# [Stated goal]
Set down exactly, and only, the lines from the one with "Output a JSON" to the final line of the entries, both included.

# [Data extract]

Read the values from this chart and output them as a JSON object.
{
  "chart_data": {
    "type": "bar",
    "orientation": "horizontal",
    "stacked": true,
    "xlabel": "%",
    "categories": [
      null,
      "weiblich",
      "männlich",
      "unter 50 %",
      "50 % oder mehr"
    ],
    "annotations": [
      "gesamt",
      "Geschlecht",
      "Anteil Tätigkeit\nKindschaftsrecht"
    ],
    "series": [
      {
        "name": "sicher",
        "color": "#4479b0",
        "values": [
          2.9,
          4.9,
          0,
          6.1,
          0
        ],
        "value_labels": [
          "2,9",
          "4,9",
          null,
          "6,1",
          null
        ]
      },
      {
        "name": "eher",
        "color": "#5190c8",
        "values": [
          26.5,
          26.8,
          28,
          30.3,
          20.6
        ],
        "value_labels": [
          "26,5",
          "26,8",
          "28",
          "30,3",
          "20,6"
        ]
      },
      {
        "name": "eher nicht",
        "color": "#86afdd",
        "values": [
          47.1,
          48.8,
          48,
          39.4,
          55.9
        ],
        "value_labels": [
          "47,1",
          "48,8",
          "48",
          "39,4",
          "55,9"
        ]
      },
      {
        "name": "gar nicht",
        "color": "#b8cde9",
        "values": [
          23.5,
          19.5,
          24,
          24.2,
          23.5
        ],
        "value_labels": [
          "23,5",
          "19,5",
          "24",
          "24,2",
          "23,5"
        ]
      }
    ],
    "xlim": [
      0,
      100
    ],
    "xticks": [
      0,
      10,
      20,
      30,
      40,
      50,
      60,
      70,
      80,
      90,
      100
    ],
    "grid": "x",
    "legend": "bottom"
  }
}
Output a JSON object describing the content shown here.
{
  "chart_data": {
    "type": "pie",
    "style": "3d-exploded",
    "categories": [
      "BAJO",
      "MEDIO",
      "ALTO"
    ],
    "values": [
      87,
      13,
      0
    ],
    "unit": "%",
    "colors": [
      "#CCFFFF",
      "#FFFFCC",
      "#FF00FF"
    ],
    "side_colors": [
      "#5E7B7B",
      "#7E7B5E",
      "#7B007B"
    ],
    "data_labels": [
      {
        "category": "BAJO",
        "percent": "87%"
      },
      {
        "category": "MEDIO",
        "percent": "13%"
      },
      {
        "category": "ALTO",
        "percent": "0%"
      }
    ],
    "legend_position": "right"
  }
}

# [Response below]
Output a JSON object describing the content shown here.
{
  "chart_data": {
    "type": "pie",
    "style": "3d-exploded",
    "categories": [
      "BAJO",
      "MEDIO",
      "ALTO"
    ],
    "values": [
      87,
      13,
      0
    ],
    "unit": "%",
    "colors": [
      "#CCFFFF",
      "#FFFFCC",
      "#FF00FF"
    ],
    "side_colors": [
      "#5E7B7B",
      "#7E7B5E",
      "#7B007B"
    ],
    "data_labels": [
      {
        "category": "BAJO",
        "percent": "87%"
      },
      {
        "category": "MEDIO",
        "percent": "13%"
      },
      {
        "category": "ALTO",
        "percent": "0%"
      }
    ],
    "legend_position": "right"
  }
}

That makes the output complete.